TASK DESCRIPTION>
Check each line of the material. Copy those containing "this".

## START

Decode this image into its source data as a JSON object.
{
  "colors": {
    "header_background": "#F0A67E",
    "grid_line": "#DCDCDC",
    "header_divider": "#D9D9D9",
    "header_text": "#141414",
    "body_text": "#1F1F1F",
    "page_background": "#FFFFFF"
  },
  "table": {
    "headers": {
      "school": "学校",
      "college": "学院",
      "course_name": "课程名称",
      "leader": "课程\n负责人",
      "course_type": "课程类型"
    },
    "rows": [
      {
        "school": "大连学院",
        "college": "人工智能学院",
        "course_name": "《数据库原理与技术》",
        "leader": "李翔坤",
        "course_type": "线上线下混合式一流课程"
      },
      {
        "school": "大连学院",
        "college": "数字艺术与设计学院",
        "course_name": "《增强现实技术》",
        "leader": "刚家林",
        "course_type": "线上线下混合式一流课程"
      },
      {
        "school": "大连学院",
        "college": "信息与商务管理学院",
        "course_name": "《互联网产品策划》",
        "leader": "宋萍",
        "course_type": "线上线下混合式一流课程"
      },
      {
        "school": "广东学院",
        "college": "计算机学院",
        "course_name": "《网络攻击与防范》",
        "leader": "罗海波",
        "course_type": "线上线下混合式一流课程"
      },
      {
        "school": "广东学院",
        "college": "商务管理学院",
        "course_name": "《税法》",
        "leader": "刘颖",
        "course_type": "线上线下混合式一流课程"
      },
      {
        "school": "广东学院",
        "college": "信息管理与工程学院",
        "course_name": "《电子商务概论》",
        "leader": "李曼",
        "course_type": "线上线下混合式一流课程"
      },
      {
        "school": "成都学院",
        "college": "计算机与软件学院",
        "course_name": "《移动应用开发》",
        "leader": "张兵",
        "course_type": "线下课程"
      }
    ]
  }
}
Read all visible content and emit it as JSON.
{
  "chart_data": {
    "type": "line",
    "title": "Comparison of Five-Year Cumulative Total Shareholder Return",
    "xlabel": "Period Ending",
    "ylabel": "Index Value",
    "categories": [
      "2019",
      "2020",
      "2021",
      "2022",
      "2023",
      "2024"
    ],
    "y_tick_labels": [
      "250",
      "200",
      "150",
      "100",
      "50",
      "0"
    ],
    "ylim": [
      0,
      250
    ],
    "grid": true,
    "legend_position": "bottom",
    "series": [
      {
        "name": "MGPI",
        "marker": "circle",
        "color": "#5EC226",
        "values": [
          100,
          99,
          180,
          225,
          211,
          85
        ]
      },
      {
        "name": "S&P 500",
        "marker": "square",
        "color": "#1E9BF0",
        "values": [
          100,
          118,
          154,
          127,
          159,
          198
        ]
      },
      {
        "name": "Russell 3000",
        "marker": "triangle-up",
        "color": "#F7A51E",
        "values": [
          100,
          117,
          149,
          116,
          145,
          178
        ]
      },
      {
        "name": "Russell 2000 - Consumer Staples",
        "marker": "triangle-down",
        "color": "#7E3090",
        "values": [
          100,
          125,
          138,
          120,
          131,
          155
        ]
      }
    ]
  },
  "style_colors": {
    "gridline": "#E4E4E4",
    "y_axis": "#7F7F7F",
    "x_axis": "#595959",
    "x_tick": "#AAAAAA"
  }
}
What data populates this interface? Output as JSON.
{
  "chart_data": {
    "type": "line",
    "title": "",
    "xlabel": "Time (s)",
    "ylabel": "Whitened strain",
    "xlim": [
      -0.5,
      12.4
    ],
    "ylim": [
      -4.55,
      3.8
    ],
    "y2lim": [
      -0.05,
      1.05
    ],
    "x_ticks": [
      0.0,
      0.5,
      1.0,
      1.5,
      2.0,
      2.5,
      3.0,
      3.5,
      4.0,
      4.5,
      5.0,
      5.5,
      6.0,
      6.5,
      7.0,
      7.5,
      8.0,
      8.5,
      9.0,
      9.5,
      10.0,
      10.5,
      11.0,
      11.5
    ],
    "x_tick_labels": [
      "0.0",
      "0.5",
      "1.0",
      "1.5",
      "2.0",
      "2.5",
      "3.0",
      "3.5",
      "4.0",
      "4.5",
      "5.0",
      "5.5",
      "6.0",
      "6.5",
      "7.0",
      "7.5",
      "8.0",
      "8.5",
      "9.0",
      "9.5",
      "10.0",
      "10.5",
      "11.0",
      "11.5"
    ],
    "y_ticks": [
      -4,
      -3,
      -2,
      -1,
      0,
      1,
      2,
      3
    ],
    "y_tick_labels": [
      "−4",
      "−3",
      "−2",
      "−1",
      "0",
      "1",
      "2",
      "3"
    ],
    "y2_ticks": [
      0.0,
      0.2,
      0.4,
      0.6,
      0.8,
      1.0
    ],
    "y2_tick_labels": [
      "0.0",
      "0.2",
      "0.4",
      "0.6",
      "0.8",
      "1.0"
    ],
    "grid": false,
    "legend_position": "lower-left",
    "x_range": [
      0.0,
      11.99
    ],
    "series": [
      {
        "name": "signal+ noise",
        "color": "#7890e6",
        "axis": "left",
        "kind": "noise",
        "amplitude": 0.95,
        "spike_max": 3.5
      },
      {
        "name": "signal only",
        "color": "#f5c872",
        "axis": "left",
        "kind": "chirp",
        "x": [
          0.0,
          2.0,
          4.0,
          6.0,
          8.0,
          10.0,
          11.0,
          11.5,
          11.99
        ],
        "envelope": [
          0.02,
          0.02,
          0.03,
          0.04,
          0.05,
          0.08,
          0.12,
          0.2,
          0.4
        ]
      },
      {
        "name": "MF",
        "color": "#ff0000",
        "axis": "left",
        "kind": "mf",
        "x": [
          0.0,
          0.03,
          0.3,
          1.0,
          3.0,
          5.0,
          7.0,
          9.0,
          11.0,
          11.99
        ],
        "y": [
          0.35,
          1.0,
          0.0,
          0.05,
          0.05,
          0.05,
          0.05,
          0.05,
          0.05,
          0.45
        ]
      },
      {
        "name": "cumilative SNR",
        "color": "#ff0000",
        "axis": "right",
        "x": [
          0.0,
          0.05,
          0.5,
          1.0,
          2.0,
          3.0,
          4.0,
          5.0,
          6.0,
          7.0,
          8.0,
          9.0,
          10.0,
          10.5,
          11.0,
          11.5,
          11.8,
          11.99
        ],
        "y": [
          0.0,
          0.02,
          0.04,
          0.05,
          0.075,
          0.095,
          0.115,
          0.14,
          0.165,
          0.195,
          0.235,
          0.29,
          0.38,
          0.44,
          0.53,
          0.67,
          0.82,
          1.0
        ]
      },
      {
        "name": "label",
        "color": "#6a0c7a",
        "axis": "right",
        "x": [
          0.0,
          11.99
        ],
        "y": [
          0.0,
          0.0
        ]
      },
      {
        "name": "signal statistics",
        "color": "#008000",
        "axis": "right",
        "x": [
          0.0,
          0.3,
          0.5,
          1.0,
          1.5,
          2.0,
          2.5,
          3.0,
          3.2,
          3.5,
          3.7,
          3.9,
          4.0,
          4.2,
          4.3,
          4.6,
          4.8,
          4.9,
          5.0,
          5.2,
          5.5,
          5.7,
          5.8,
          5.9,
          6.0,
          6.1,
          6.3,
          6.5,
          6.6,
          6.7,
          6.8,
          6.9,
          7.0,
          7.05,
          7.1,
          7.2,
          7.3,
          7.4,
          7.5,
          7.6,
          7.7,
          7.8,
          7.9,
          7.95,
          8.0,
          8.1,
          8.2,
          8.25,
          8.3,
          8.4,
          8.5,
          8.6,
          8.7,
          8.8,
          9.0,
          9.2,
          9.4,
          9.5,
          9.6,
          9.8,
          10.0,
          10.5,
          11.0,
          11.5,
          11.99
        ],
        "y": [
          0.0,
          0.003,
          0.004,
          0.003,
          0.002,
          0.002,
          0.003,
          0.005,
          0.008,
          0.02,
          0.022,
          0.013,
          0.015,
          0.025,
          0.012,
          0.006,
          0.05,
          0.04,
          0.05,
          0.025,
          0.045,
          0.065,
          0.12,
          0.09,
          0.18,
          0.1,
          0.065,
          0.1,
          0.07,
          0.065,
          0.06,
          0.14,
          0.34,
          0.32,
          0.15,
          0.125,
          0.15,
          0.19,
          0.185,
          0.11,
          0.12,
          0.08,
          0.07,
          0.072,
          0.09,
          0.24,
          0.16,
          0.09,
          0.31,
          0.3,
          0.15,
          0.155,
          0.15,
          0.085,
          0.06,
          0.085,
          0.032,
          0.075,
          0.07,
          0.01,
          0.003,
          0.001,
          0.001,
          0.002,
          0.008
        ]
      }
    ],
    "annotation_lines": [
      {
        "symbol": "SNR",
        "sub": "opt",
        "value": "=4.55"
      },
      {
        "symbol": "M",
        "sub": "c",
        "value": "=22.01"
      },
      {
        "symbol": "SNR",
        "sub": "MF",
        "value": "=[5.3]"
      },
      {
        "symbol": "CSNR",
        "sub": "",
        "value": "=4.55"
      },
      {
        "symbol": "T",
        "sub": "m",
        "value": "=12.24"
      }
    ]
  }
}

## END

TASK RESULT>
Decode this image into its source data as a JSON object.
What data populates this interface? Output as JSON.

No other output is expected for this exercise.